* Written instruction:
Quote the whole listing exactly. Leave the pictures out of your copy.

Dataset excerpts:
********

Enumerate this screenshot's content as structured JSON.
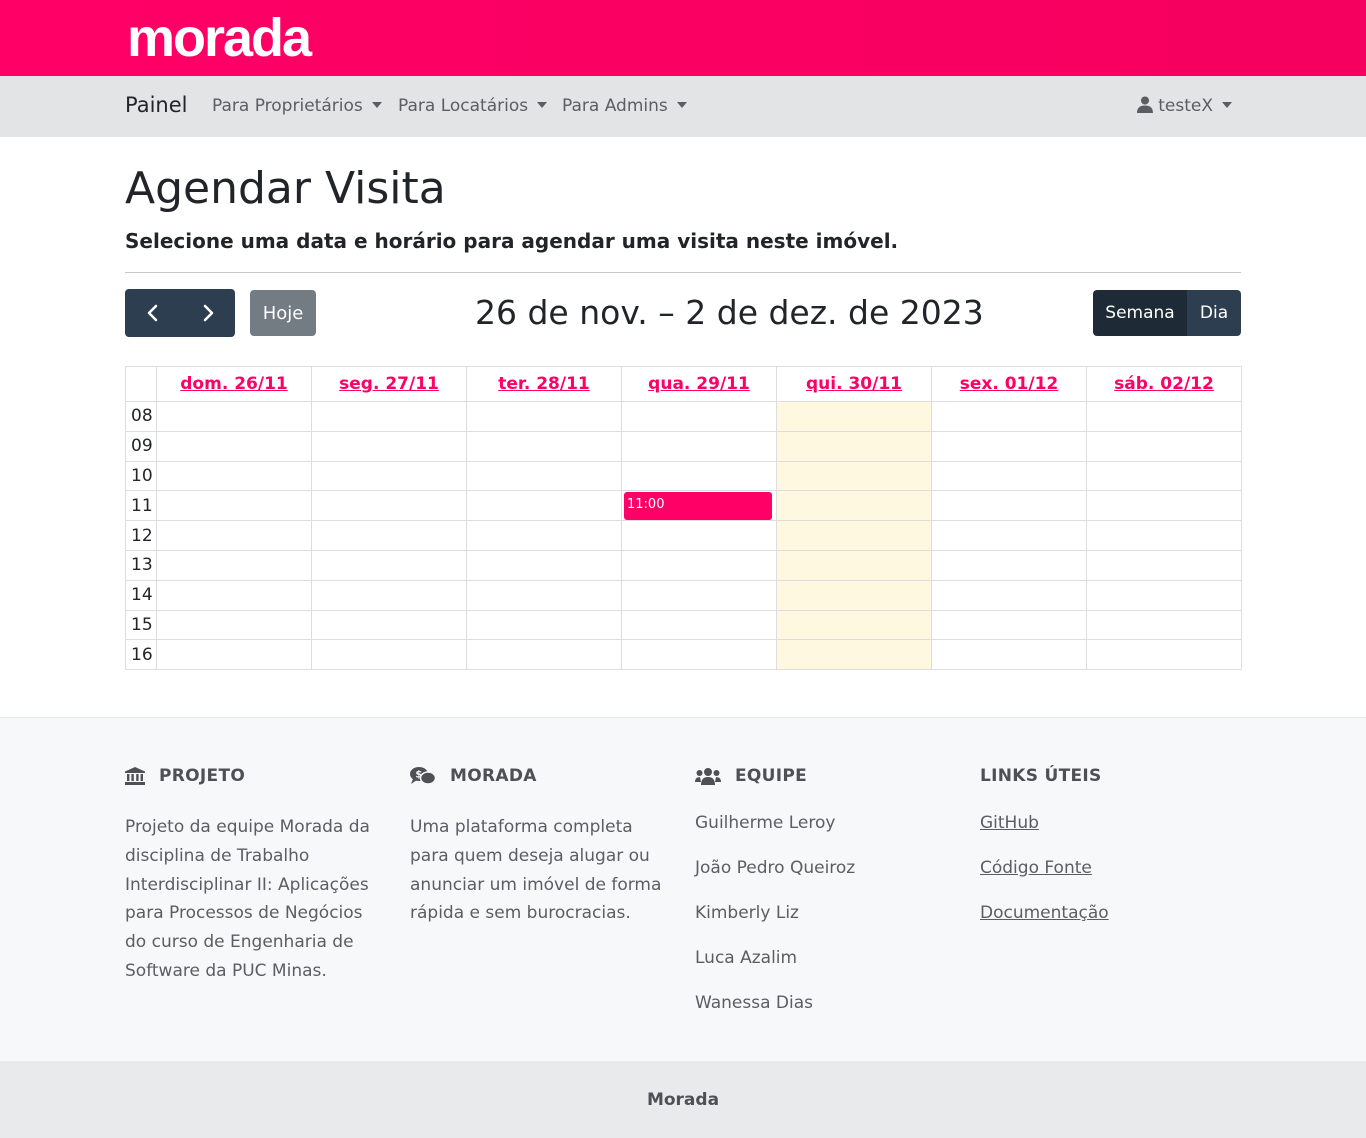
{
  "brand": {
    "name": "morada",
    "color": "#ff0066"
  },
  "nav": {
    "home": "Painel",
    "items": [
      "Para Proprietários",
      "Para Locatários",
      "Para Admins"
    ],
    "user": "testeX"
  },
  "page": {
    "title": "Agendar Visita",
    "subtitle": "Selecione uma data e horário para agendar uma visita neste imóvel."
  },
  "calendar": {
    "today_label": "Hoje",
    "range_title": "26 de nov. – 2 de dez. de 2023",
    "views": {
      "week": "Semana",
      "day": "Dia",
      "active": "Semana"
    },
    "days": [
      "dom. 26/11",
      "seg. 27/11",
      "ter. 28/11",
      "qua. 29/11",
      "qui. 30/11",
      "sex. 01/12",
      "sáb. 02/12"
    ],
    "today": "qui. 30/11",
    "hours": [
      "08",
      "09",
      "10",
      "11",
      "12",
      "13",
      "14",
      "15",
      "16"
    ],
    "events": [
      {
        "day": "qua. 29/11",
        "hour": "11",
        "label": "11:00",
        "color": "#ff0066"
      }
    ]
  },
  "footer": {
    "projeto": {
      "title": "PROJETO",
      "text": "Projeto da equipe Morada da disciplina de Trabalho Interdisciplinar II: Aplicações para Processos de Negócios do curso de Engenharia de Software da PUC Minas."
    },
    "morada": {
      "title": "MORADA",
      "text": "Uma plataforma completa para quem deseja alugar ou anunciar um imóvel de forma rápida e sem burocracias."
    },
    "equipe": {
      "title": "EQUIPE",
      "members": [
        "Guilherme Leroy",
        "João Pedro Queiroz",
        "Kimberly Liz",
        "Luca Azalim",
        "Wanessa Dias"
      ]
    },
    "links": {
      "title": "LINKS ÚTEIS",
      "items": [
        "GitHub",
        "Código Fonte",
        "Documentação"
      ]
    },
    "bottom": "Morada"
  }
}
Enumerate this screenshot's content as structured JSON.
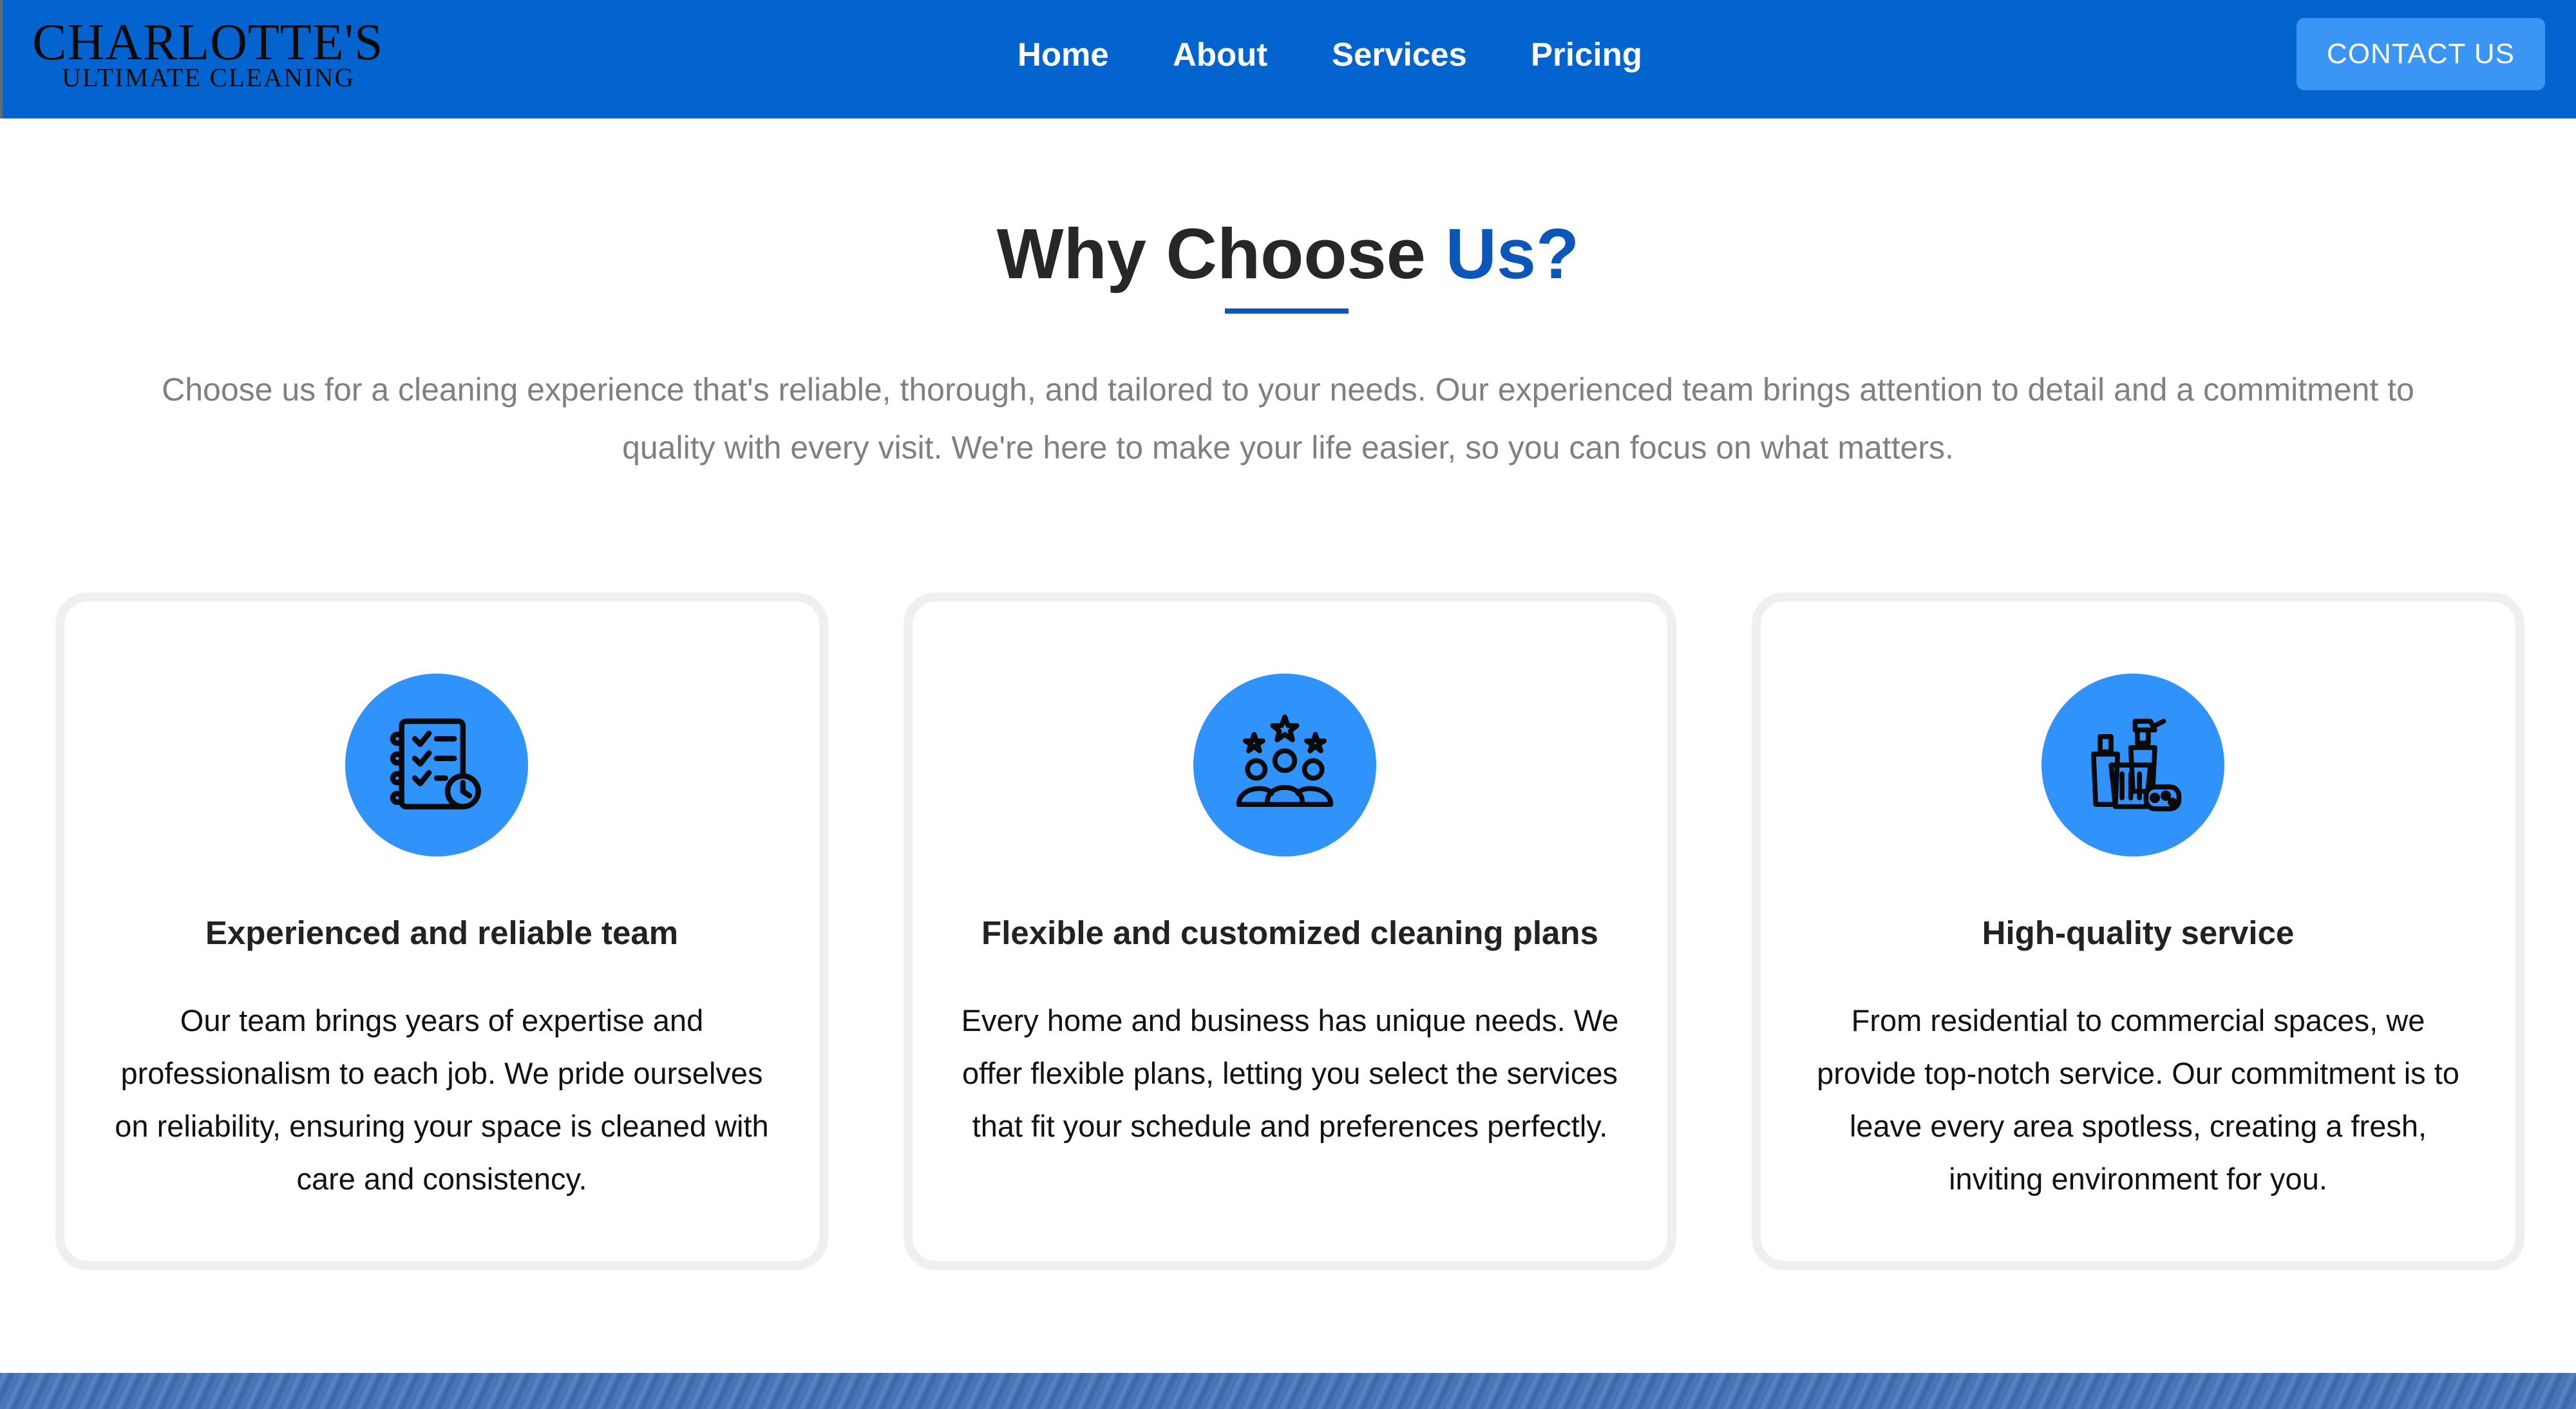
{
  "header": {
    "logo_main": "CHARLOTTE'S",
    "logo_sub": "ULTIMATE CLEANING",
    "nav": [
      "Home",
      "About",
      "Services",
      "Pricing"
    ],
    "contact_label": "CONTACT US"
  },
  "section": {
    "title_main": "Why Choose",
    "title_accent": "Us?",
    "intro": "Choose us for a cleaning experience that's reliable, thorough, and tailored to your needs. Our experienced team brings attention to detail and a commitment to quality with every visit. We're here to make your life easier, so you can focus on what matters."
  },
  "cards": [
    {
      "icon": "checklist-clock-icon",
      "title": "Experienced and reliable team",
      "text": "Our team brings years of expertise and professionalism to each job. We pride ourselves on reliability, ensuring your space is cleaned with care and consistency."
    },
    {
      "icon": "team-stars-icon",
      "title": "Flexible and customized cleaning plans",
      "text": "Every home and business has unique needs. We offer flexible plans, letting you select the services that fit your schedule and preferences perfectly."
    },
    {
      "icon": "cleaning-supplies-icon",
      "title": "High-quality service",
      "text": "From residential to commercial spaces, we provide top-notch service. Our commitment is to leave every area spotless, creating a fresh, inviting environment for you."
    }
  ],
  "colors": {
    "header_bg": "#0464cf",
    "accent": "#0a56bb",
    "icon_circle": "#2f93fb",
    "button": "#3a95f5"
  }
}
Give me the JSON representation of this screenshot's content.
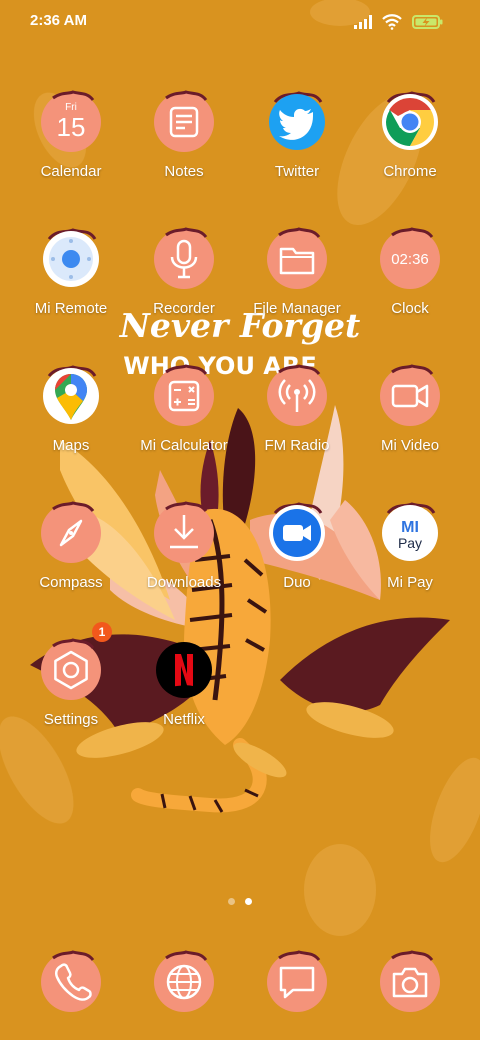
{
  "status_bar": {
    "time": "2:36 AM",
    "icons": [
      "signal-icon",
      "wifi-icon",
      "battery-charging-icon"
    ]
  },
  "wallpaper": {
    "line1": "Never Forget",
    "line2": "WHO YOU ARE",
    "background_color": "#d9931f"
  },
  "calendar_icon": {
    "day": "Fri",
    "date": "15"
  },
  "clock_icon": {
    "time": "02:36"
  },
  "mipay_icon": {
    "line1": "MI",
    "line2": "Pay"
  },
  "apps": [
    {
      "label": "Calendar",
      "icon": "calendar-icon"
    },
    {
      "label": "Notes",
      "icon": "notes-icon"
    },
    {
      "label": "Twitter",
      "icon": "twitter-icon"
    },
    {
      "label": "Chrome",
      "icon": "chrome-icon"
    },
    {
      "label": "Mi Remote",
      "icon": "remote-icon"
    },
    {
      "label": "Recorder",
      "icon": "microphone-icon"
    },
    {
      "label": "File Manager",
      "icon": "folder-icon"
    },
    {
      "label": "Clock",
      "icon": "clock-icon"
    },
    {
      "label": "Maps",
      "icon": "maps-pin-icon"
    },
    {
      "label": "Mi Calculator",
      "icon": "calculator-icon"
    },
    {
      "label": "FM Radio",
      "icon": "radio-icon"
    },
    {
      "label": "Mi Video",
      "icon": "video-icon"
    },
    {
      "label": "Compass",
      "icon": "compass-icon"
    },
    {
      "label": "Downloads",
      "icon": "download-icon"
    },
    {
      "label": "Duo",
      "icon": "duo-video-icon"
    },
    {
      "label": "Mi Pay",
      "icon": "mi-pay-icon"
    },
    {
      "label": "Settings",
      "icon": "settings-icon"
    },
    {
      "label": "Netflix",
      "icon": "netflix-icon"
    }
  ],
  "settings_badge": "1",
  "page_indicator": {
    "total": 2,
    "active": 2
  },
  "dock": [
    {
      "icon": "phone-icon"
    },
    {
      "icon": "browser-globe-icon"
    },
    {
      "icon": "messages-icon"
    },
    {
      "icon": "camera-icon"
    }
  ],
  "colors": {
    "blob": "#f4937a",
    "blob_dark": "#6b1c2a",
    "badge": "#f2581c"
  }
}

********

* Output of the task:
Enumerate this screenshot's content as structured JSON.
{
  "brand": {
    "name": "morada",
    "color": "#ff0066"
  },
  "nav": {
    "home": "Painel",
    "items": [
      "Para Proprietários",
      "Para Locatários",
      "Para Admins"
    ],
    "user": "testeX"
  },
  "page": {
    "title": "Agendar Visita",
    "subtitle": "Selecione uma data e horário para agendar uma visita neste imóvel."
  },
  "calendar": {
    "today_label": "Hoje",
    "range_title": "26 de nov. – 2 de dez. de 2023",
    "views": {
      "week": "Semana",
      "day": "Dia",
      "active": "Semana"
    },
    "days": [
      "dom. 26/11",
      "seg. 27/11",
      "ter. 28/11",
      "qua. 29/11",
      "qui. 30/11",
      "sex. 01/12",
      "sáb. 02/12"
    ],
    "today": "qui. 30/11",
    "hours": [
      "08",
      "09",
      "10",
      "11",
      "12",
      "13",
      "14",
      "15",
      "16"
    ],
    "events": [
      {
        "day": "qua. 29/11",
        "hour": "11",
        "label": "11:00",
        "color": "#ff0066"
      }
    ]
  },
  "footer": {
    "projeto": {
      "title": "PROJETO",
      "text": "Projeto da equipe Morada da disciplina de Trabalho Interdisciplinar II: Aplicações para Processos de Negócios do curso de Engenharia de Software da PUC Minas."
    },
    "morada": {
      "title": "MORADA",
      "text": "Uma plataforma completa para quem deseja alugar ou anunciar um imóvel de forma rápida e sem burocracias."
    },
    "equipe": {
      "title": "EQUIPE",
      "members": [
        "Guilherme Leroy",
        "João Pedro Queiroz",
        "Kimberly Liz",
        "Luca Azalim",
        "Wanessa Dias"
      ]
    },
    "links": {
      "title": "LINKS ÚTEIS",
      "items": [
        "GitHub",
        "Código Fonte",
        "Documentação"
      ]
    },
    "bottom": "Morada"
  }
}
Enumerate this screenshot's content as structured JSON.
{
  "header": {
    "logo_main": "CHARLOTTE'S",
    "logo_sub": "ULTIMATE CLEANING",
    "nav": [
      "Home",
      "About",
      "Services",
      "Pricing"
    ],
    "contact_label": "CONTACT US"
  },
  "section": {
    "title_main": "Why Choose",
    "title_accent": "Us?",
    "intro": "Choose us for a cleaning experience that's reliable, thorough, and tailored to your needs. Our experienced team brings attention to detail and a commitment to quality with every visit. We're here to make your life easier, so you can focus on what matters."
  },
  "cards": [
    {
      "icon": "checklist-clock-icon",
      "title": "Experienced and reliable team",
      "text": "Our team brings years of expertise and professionalism to each job. We pride ourselves on reliability, ensuring your space is cleaned with care and consistency."
    },
    {
      "icon": "team-stars-icon",
      "title": "Flexible and customized cleaning plans",
      "text": "Every home and business has unique needs. We offer flexible plans, letting you select the services that fit your schedule and preferences perfectly."
    },
    {
      "icon": "cleaning-supplies-icon",
      "title": "High-quality service",
      "text": "From residential to commercial spaces, we provide top-notch service. Our commitment is to leave every area spotless, creating a fresh, inviting environment for you."
    }
  ],
  "colors": {
    "header_bg": "#0464cf",
    "accent": "#0a56bb",
    "icon_circle": "#2f93fb",
    "button": "#3a95f5"
  }
}
Give me the JSON representation of this screenshot's content.
{
  "status_bar": {
    "time": "2:36 AM",
    "icons": [
      "signal-icon",
      "wifi-icon",
      "battery-charging-icon"
    ]
  },
  "wallpaper": {
    "line1": "Never Forget",
    "line2": "WHO YOU ARE",
    "background_color": "#d9931f"
  },
  "calendar_icon": {
    "day": "Fri",
    "date": "15"
  },
  "clock_icon": {
    "time": "02:36"
  },
  "mipay_icon": {
    "line1": "MI",
    "line2": "Pay"
  },
  "apps": [
    {
      "label": "Calendar",
      "icon": "calendar-icon"
    },
    {
      "label": "Notes",
      "icon": "notes-icon"
    },
    {
      "label": "Twitter",
      "icon": "twitter-icon"
    },
    {
      "label": "Chrome",
      "icon": "chrome-icon"
    },
    {
      "label": "Mi Remote",
      "icon": "remote-icon"
    },
    {
      "label": "Recorder",
      "icon": "microphone-icon"
    },
    {
      "label": "File Manager",
      "icon": "folder-icon"
    },
    {
      "label": "Clock",
      "icon": "clock-icon"
    },
    {
      "label": "Maps",
      "icon": "maps-pin-icon"
    },
    {
      "label": "Mi Calculator",
      "icon": "calculator-icon"
    },
    {
      "label": "FM Radio",
      "icon": "radio-icon"
    },
    {
      "label": "Mi Video",
      "icon": "video-icon"
    },
    {
      "label": "Compass",
      "icon": "compass-icon"
    },
    {
      "label": "Downloads",
      "icon": "download-icon"
    },
    {
      "label": "Duo",
      "icon": "duo-video-icon"
    },
    {
      "label": "Mi Pay",
      "icon": "mi-pay-icon"
    },
    {
      "label": "Settings",
      "icon": "settings-icon"
    },
    {
      "label": "Netflix",
      "icon": "netflix-icon"
    }
  ],
  "settings_badge": "1",
  "page_indicator": {
    "total": 2,
    "active": 2
  },
  "dock": [
    {
      "icon": "phone-icon"
    },
    {
      "icon": "browser-globe-icon"
    },
    {
      "icon": "messages-icon"
    },
    {
      "icon": "camera-icon"
    }
  ],
  "colors": {
    "blob": "#f4937a",
    "blob_dark": "#6b1c2a",
    "badge": "#f2581c"
  }
}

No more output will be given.